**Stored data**
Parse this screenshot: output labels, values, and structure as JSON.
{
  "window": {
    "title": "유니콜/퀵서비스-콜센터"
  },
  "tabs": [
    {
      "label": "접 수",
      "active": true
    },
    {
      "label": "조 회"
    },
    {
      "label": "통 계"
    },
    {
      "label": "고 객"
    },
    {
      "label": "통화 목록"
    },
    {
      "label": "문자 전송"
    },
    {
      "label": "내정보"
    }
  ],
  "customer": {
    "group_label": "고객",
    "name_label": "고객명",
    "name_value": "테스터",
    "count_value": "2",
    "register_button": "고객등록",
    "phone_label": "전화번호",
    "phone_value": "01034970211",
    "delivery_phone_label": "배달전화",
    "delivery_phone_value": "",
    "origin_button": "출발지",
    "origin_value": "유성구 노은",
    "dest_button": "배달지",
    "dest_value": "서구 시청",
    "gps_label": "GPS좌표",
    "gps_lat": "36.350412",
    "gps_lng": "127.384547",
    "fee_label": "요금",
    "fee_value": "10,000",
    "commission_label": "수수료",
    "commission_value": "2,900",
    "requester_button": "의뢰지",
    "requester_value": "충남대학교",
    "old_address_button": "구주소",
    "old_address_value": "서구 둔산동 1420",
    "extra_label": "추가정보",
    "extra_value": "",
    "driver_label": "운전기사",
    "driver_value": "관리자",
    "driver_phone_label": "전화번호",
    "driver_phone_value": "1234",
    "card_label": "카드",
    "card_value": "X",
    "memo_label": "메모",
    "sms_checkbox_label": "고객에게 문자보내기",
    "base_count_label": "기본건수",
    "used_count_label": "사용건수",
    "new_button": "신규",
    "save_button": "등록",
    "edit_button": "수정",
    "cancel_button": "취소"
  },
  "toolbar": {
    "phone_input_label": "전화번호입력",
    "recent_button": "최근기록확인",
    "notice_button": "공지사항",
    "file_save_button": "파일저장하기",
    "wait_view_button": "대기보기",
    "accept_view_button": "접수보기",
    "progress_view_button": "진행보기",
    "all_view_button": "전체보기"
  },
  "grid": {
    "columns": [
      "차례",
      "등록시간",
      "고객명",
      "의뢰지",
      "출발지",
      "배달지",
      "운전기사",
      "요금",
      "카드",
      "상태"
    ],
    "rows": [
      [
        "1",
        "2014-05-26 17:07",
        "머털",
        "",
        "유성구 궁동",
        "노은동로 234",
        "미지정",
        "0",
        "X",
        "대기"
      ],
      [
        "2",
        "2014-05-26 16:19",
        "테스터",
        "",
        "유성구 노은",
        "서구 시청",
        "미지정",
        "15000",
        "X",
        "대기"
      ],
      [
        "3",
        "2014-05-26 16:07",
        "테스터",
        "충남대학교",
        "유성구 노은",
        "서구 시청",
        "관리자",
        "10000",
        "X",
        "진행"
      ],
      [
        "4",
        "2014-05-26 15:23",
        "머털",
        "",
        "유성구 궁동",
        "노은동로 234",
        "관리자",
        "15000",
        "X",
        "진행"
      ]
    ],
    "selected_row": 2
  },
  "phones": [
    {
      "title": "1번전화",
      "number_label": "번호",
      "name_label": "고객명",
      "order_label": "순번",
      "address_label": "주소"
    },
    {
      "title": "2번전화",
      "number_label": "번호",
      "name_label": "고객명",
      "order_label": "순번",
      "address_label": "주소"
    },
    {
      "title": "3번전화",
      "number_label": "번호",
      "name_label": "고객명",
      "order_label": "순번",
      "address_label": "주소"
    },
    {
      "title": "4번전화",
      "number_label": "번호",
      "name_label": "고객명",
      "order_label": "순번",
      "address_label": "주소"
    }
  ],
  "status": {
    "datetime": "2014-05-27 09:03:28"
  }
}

**To do**
Copy each line that contains the word "title".

**Output below**
    "title": "유니콜/퀵서비스-콜센터"
      "title": "1번전화",
      "title": "2번전화",
      "title": "3번전화",
      "title": "4번전화",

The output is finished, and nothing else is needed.